Every line that contains the word "FFFFFF" should be copied out.

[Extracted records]
╭──

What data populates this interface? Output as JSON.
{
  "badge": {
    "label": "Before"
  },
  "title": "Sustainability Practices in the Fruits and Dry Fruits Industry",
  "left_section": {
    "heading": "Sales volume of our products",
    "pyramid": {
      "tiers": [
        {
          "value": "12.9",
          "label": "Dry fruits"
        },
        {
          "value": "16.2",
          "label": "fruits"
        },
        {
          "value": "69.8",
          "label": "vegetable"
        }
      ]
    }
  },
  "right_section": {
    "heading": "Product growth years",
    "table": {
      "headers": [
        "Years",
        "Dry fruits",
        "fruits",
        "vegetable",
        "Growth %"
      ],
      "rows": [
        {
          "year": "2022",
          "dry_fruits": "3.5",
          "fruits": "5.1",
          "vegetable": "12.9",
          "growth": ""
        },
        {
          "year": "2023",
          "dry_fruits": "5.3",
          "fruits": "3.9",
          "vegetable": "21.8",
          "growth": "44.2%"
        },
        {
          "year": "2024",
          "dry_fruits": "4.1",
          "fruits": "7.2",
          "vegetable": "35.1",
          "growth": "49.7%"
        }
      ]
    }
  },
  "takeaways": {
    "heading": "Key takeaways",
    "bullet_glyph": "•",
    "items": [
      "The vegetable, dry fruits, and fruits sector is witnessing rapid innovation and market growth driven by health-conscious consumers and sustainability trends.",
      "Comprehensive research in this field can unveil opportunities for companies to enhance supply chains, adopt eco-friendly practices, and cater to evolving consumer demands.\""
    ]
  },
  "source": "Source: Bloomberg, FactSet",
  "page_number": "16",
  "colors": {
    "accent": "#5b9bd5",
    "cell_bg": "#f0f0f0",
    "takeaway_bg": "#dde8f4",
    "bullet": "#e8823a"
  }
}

╰──
╭──

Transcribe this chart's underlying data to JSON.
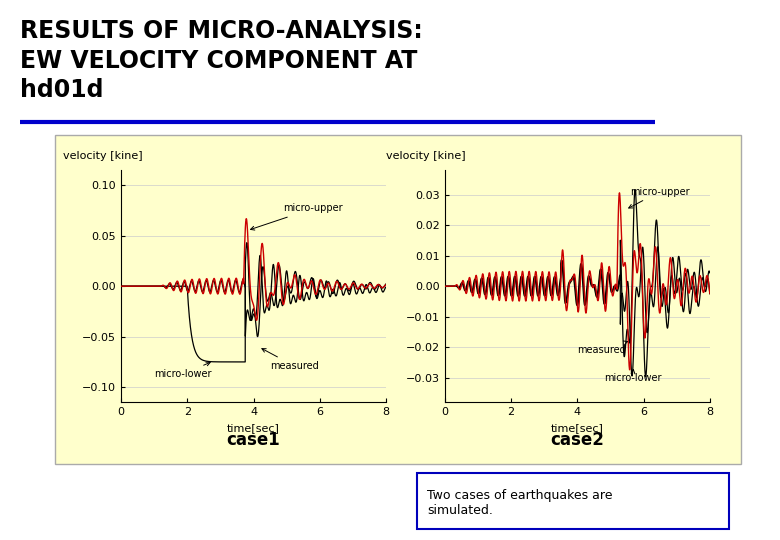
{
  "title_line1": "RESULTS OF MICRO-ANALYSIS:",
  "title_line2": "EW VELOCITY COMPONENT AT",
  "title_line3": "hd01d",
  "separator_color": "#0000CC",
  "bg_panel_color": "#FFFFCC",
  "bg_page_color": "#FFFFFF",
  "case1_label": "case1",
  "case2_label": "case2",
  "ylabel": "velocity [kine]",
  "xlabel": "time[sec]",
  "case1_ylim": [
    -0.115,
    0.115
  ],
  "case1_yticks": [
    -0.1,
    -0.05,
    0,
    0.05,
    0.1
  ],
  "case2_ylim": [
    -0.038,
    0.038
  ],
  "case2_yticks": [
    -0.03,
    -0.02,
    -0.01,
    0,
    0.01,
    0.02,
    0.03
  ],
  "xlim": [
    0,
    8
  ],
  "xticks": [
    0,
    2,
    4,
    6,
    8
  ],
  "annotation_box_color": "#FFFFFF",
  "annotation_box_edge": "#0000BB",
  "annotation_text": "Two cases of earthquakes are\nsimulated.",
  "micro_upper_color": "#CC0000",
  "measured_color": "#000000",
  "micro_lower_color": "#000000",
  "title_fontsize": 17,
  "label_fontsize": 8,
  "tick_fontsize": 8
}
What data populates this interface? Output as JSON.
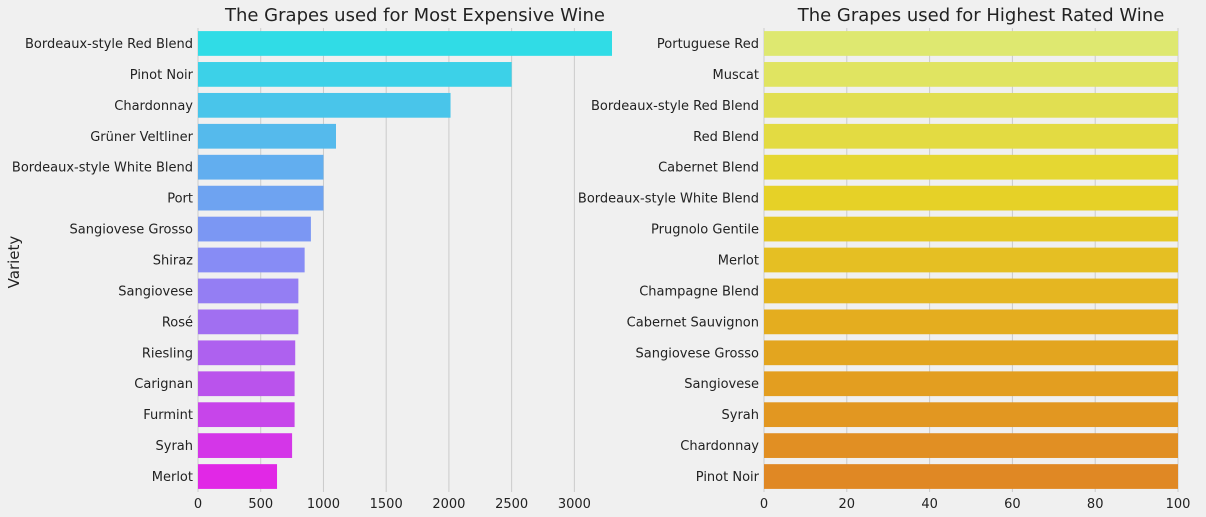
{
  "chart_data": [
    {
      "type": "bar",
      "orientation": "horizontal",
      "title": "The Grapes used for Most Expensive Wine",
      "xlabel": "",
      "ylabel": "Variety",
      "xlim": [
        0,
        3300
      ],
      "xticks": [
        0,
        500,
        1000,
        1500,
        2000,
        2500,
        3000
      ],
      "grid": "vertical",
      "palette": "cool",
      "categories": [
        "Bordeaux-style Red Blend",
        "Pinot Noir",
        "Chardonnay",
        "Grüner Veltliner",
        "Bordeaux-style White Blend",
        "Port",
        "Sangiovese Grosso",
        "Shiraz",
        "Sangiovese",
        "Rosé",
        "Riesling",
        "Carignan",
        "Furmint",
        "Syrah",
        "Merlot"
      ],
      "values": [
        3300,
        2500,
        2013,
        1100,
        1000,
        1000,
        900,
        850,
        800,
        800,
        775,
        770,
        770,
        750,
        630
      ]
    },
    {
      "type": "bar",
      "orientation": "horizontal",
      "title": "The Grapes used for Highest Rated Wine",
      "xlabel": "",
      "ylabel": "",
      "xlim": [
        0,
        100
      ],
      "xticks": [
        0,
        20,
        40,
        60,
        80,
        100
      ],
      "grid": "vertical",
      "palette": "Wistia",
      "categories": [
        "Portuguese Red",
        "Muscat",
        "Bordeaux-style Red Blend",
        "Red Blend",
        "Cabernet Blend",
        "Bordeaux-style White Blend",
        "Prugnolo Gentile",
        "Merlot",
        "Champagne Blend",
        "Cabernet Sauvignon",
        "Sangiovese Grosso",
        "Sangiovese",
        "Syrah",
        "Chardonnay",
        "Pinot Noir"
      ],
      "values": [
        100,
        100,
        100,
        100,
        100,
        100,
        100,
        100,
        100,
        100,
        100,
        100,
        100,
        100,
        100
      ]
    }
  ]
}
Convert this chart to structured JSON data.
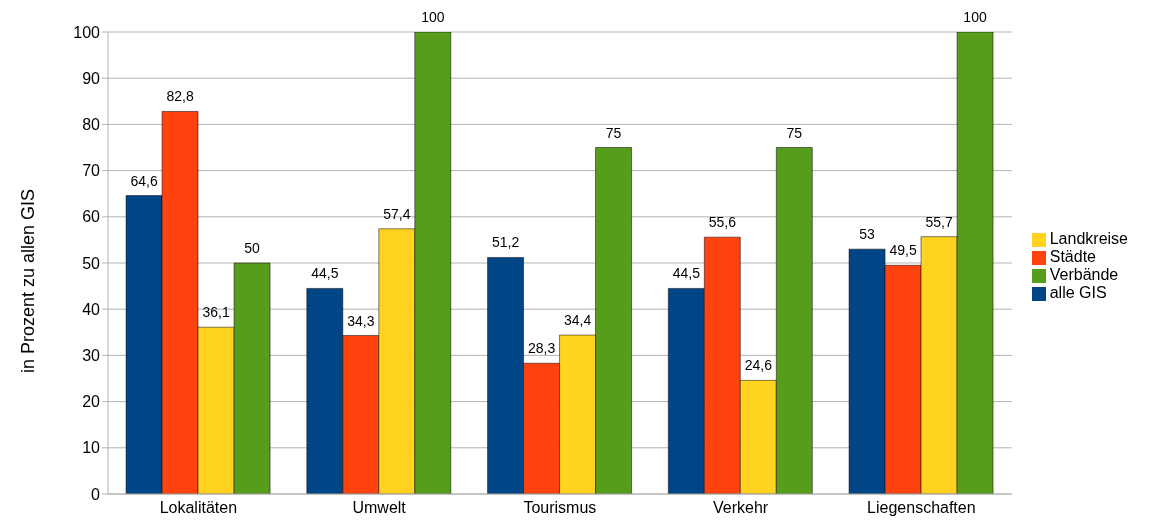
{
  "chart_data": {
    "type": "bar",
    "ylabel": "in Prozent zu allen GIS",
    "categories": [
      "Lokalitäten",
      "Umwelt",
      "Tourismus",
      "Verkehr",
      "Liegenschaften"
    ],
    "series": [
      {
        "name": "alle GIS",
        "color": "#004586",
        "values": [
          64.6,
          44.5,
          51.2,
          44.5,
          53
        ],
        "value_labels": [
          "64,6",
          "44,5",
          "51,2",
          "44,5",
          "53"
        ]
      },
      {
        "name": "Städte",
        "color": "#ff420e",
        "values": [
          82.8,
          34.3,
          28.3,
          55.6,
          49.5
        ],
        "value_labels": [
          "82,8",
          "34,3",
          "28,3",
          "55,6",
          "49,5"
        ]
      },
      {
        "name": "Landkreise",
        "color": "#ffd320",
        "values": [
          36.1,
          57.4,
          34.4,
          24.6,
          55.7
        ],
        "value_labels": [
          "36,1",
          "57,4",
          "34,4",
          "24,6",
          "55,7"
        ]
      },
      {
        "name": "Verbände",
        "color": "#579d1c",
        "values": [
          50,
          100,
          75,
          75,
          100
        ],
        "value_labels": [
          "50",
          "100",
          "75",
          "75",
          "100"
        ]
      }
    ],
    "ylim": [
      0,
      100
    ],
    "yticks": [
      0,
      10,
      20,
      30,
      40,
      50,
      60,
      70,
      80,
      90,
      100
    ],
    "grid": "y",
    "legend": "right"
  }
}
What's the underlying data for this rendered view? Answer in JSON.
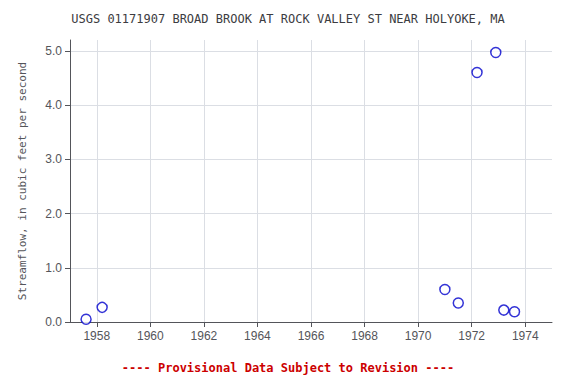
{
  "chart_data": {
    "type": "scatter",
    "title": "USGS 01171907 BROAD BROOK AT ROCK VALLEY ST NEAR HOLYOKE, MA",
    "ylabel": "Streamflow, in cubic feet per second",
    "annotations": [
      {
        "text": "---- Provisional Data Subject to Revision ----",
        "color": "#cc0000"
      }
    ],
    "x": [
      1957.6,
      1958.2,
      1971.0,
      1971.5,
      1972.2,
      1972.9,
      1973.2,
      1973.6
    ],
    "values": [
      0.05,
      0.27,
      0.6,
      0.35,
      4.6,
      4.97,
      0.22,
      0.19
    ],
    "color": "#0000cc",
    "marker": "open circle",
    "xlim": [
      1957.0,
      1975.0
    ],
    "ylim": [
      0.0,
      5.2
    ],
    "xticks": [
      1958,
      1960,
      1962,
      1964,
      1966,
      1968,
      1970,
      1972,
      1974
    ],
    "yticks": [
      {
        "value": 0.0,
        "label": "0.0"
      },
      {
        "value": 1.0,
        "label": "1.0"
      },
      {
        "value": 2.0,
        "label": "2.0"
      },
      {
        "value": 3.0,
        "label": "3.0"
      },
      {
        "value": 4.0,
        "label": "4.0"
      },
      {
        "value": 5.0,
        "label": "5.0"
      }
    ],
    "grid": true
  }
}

╰──

Solution for this problem
  "bg_page_color": "#FFFFFF",
  "annotation_box_color": "#FFFFFF",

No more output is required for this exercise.